▶ **WRITTEN INSTRUCTION**:
Please carry on the review of SSH and remote connection clients, picking up right after its final sentence.

▶ **TEXT PROVIDED**:

—————

Any Windows or Mac user who is looking for lots of connection options and lots of bells and whistles. You’ll have to be a fan of either orange or paying for the premium product since the UI customization options under the View tab are greyed out on the free version. You also have to be a fan of the Microsoft Office UI and navigation since this applications UX is based heavily on that suite of applications.
mRemoteNG is free open source software (FOSS) released under the therms of the GNU General Public License Version 2. This the ssh client (and RDP, Telnet, VNC, Rlogin, RAW, HTTP/S, ICA) and connection manager that I’ve used since it was forked from mRemote. It provides a very intuitive tabbed interface for managing multiple open sessions. It’s simple, lightweight, free. Hard to argue about.
The software is easy to acquire and install. You don’t have to mess with any registrations. You just select either msi or zip and go nuts. Unfortunately, it is a Windows only application, so the Mac and Linux folks are out.

—————

▶ **EXTRACTED ENTRIES**:
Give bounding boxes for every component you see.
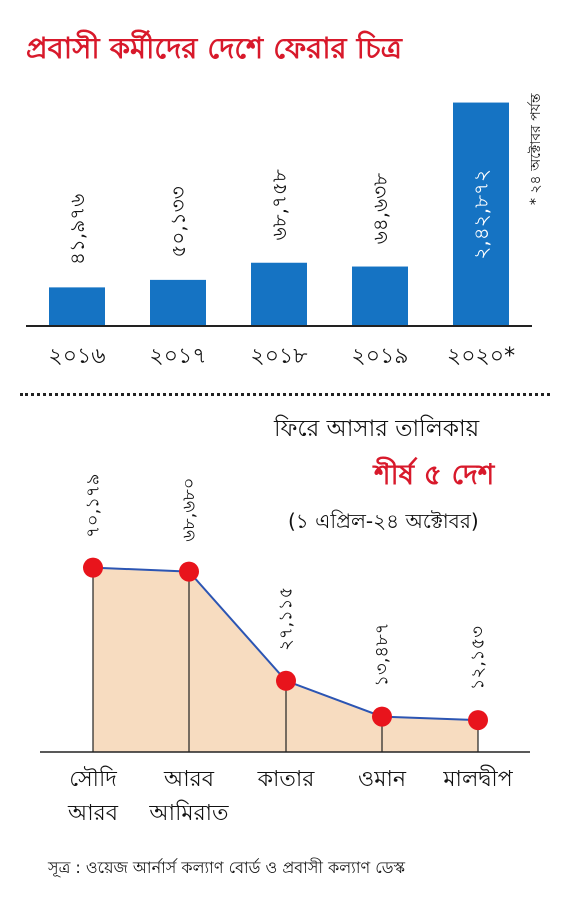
data-point-marker (83, 557, 103, 578)
data-point-marker (179, 561, 199, 582)
source-note: সূত্র : ওয়েজ আর্নার্স কল্যাণ বোর্ড ও প্… (48, 858, 406, 877)
bar-value-label: ৫০,১৩৩ (166, 186, 190, 257)
line-chart-heading: ফিরে আসার তালিকায় (274, 416, 480, 442)
x-tick-label: আরব (67, 801, 119, 826)
point-value-label: ১৩,৪৮৭ (372, 622, 393, 686)
dotted-divider (20, 393, 550, 396)
line-chart-period: (১ এপ্রিল-২৪ অক্টোবর) (288, 509, 479, 533)
bar (453, 102, 509, 326)
line-chart-heading-accent: শীর্ষ ৫ দেশ (374, 458, 495, 491)
bar-value-label: ৬৪,৬৩৮ (368, 173, 392, 244)
bar (251, 262, 307, 326)
bar-value-label: ২,৪২,৮৭২ (469, 169, 493, 260)
point-value-label: ১২,১৫৩ (468, 626, 489, 690)
x-tick-label: আরব (163, 767, 215, 792)
data-point-marker (468, 710, 488, 731)
x-tick-label: সৌদি (69, 766, 117, 792)
x-tick-label: ওমান (358, 767, 407, 792)
data-point-marker (372, 706, 392, 727)
x-tick-label: মালদ্বীপ (442, 765, 513, 792)
point-value-label: ৬৮,৬৮০ (179, 477, 200, 541)
bar (150, 279, 206, 326)
bar (49, 287, 105, 326)
bar-chart: ৪১,৯৭৬ ২০১৬ ৫০,১৩৩ ২০১৭ ৬৮,৭৫৮ ২০১৮ ৬৪,৬৩৮ ২০১৯… (26, 102, 532, 369)
bar-value-label: ৪১,৯৭৬ (65, 194, 89, 265)
bar-value-label: ৬৮,৭৫৮ (267, 169, 291, 240)
point-value-label: ৭০,১৭৯ (83, 474, 104, 538)
bar (352, 266, 408, 326)
x-tick-label: ২০২০* (447, 344, 515, 369)
point-value-label: ২৭,১১৫ (276, 587, 297, 651)
chart-title: প্রবাসী কর্মীদের দেশে ফেরার চিত্র (26, 31, 402, 65)
x-tick-label: কাতার (257, 767, 316, 792)
x-tick-label: ২০১৬ (48, 344, 105, 369)
x-tick-label: ২০১৮ (250, 344, 307, 369)
x-tick-label: ২০১৯ (351, 344, 408, 369)
x-tick-label: আমিরাত (148, 800, 229, 826)
data-point-marker (276, 670, 296, 691)
x-tick-label: ২০১৭ (149, 344, 206, 369)
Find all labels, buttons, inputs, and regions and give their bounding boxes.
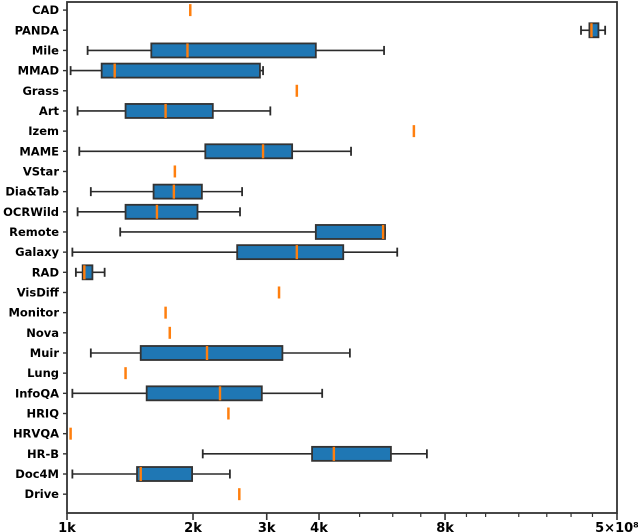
y-category-label: Galaxy <box>15 245 59 259</box>
y-category-label: Doc4M <box>15 467 59 481</box>
x-tick-label: 2k <box>184 521 202 532</box>
x-tick-label: 5×10⁸ <box>595 521 638 532</box>
y-category-label: MAME <box>19 144 59 158</box>
box-Galaxy <box>236 244 345 261</box>
box-Mile <box>150 42 317 59</box>
y-category-label: HR-B <box>27 447 59 461</box>
box-MAME <box>204 143 294 160</box>
y-category-label: PANDA <box>15 23 59 37</box>
y-category-label: CAD <box>32 3 59 17</box>
y-category-label: Remote <box>9 225 59 239</box>
x-tick-label: 3k <box>258 521 276 532</box>
y-category-label: VisDiff <box>17 285 60 299</box>
box-Muir <box>139 345 284 361</box>
x-tick-label: 1k <box>58 521 76 532</box>
box-Remote <box>314 224 386 240</box>
x-tick-label: 8k <box>436 521 454 532</box>
y-category-label: Drive <box>25 487 60 501</box>
y-category-label: VStar <box>23 164 59 178</box>
x-tick-label: 4k <box>310 521 328 532</box>
box-OCRWild <box>124 203 199 220</box>
y-category-label: Muir <box>30 346 60 360</box>
box-HR-B <box>311 445 392 462</box>
y-category-label: OCRWild <box>3 205 59 219</box>
plot-frame <box>66 1 618 514</box>
y-category-label: HRIQ <box>26 407 59 421</box>
y-category-label: Grass <box>22 84 59 98</box>
box-MMAD <box>100 62 261 79</box>
y-category-label: Nova <box>26 326 59 340</box>
y-category-label: MMAD <box>18 64 59 78</box>
box-PANDA <box>588 22 600 39</box>
y-category-label: Monitor <box>8 306 59 320</box>
y-category-label: HRVQA <box>13 427 59 441</box>
y-category-label: Lung <box>27 366 59 380</box>
box-Dia&Tab <box>152 183 203 200</box>
box-RAD <box>81 264 94 281</box>
y-category-label: Mile <box>32 43 59 57</box>
y-category-label: InfoQA <box>15 386 59 400</box>
box-InfoQA <box>145 385 263 402</box>
y-category-label: Izem <box>28 124 59 138</box>
y-category-label: Dia&Tab <box>5 185 59 199</box>
box-Art <box>124 103 214 119</box>
y-category-label: RAD <box>32 265 59 279</box>
y-category-label: Art <box>39 104 60 118</box>
box-Doc4M <box>136 466 194 482</box>
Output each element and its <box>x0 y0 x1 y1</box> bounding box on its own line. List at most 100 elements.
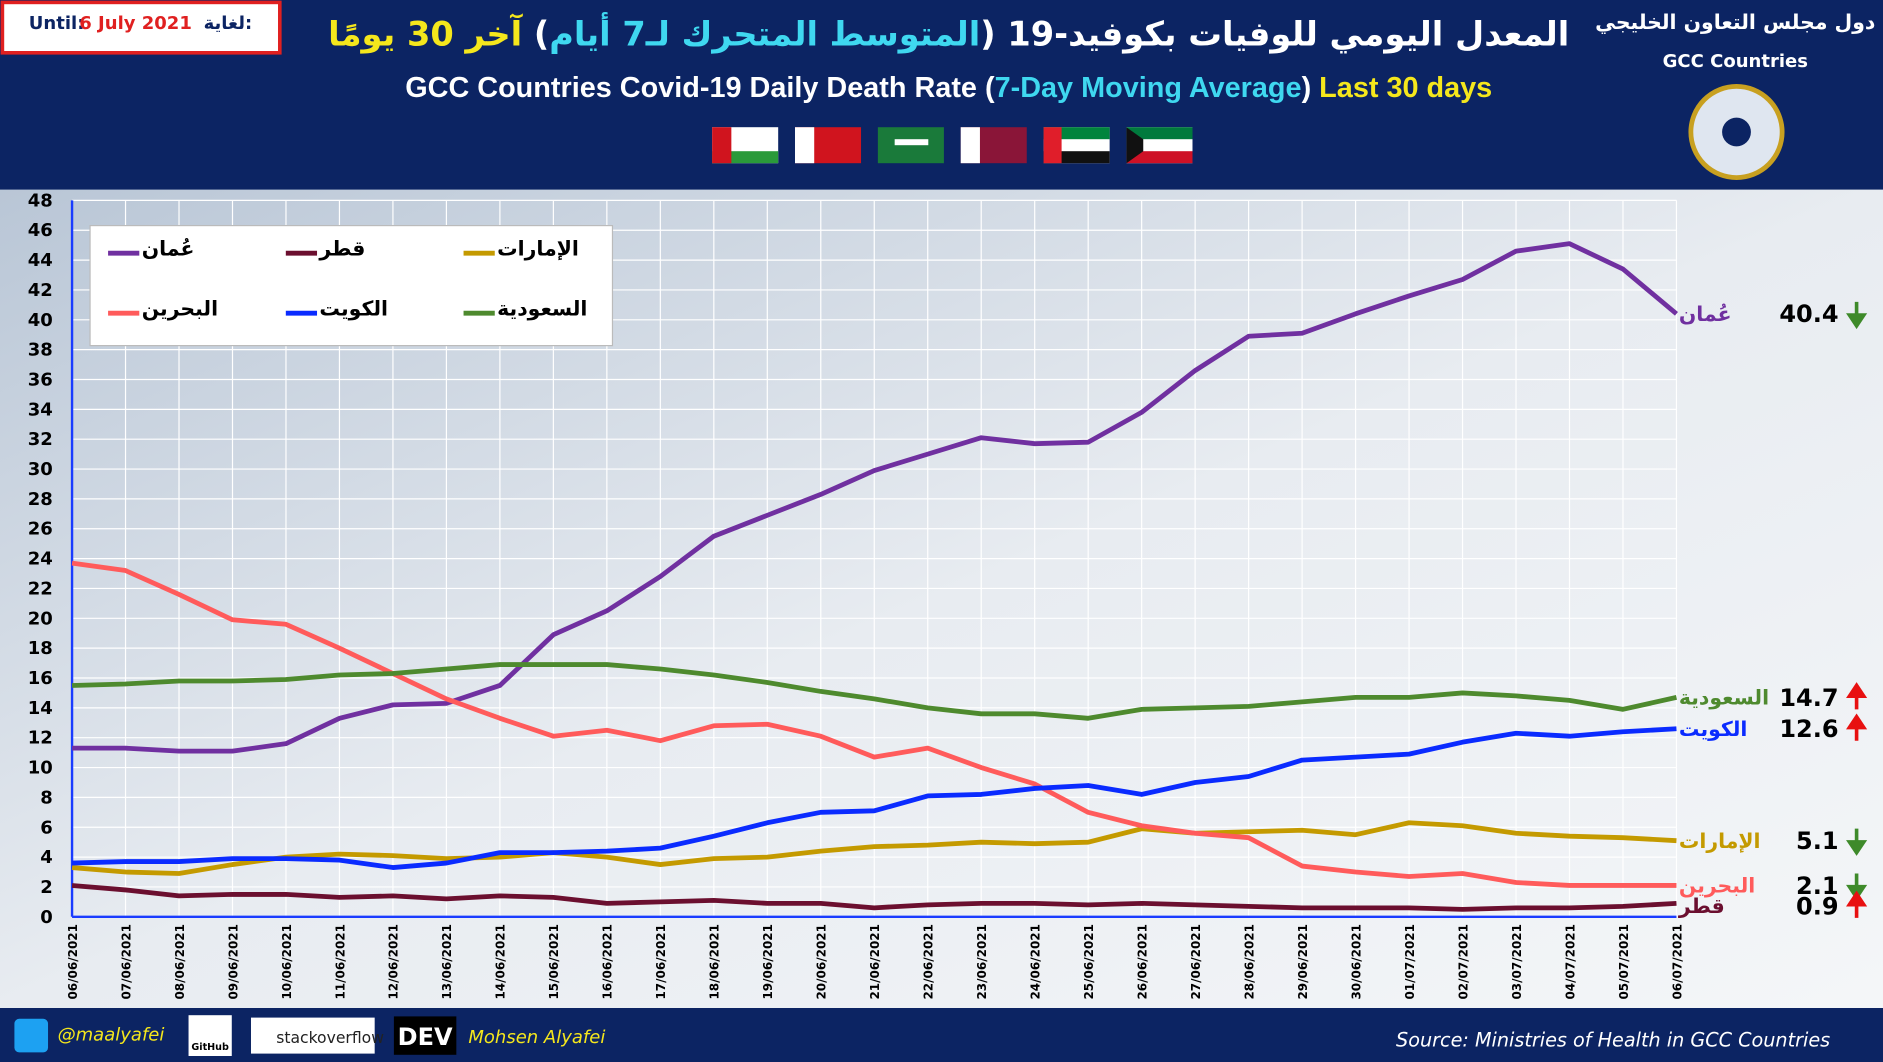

—————

▶ **FINAL ANSWER**:
The connection settings are limited to what you’d find in PuTTY since it uses PuTTY for terminal connections. mRemoteNG is not a custom SSH client like some of the offerings on this list, and that’s not necessarily a bad thing. PuTTY is super stable.
Within the options for the software you’ll find the typical tweaks available from Language, Tabs & Panels, Connection Preferences, Themes, and even using a SQL Server database instead of a connection file (though it’s listed as an experimental feature and I have yet to try it out).
The import options are limited to mRemote XML files, .rdp files, .rdg, PuTTY Connection manager .dat files, scanning Active Directory, and Port Scans.
The UI is a familiar navigation scheme with the options across the top, folder based connection tree to the left, and tabbed open connections to the right. The configuration settings for each connection is displayed in the bottom left corner and each setting can be set individually or to be inherited by settings further up the connection tree (huge time saver). The context menus are also clean and intuitive.
As for reliability, I don’t think I’ve ever had the application lock up or be slow to load. It always just works. Overall I’m extremely happy with this product when it comes to RDP and SSH connections and connection management.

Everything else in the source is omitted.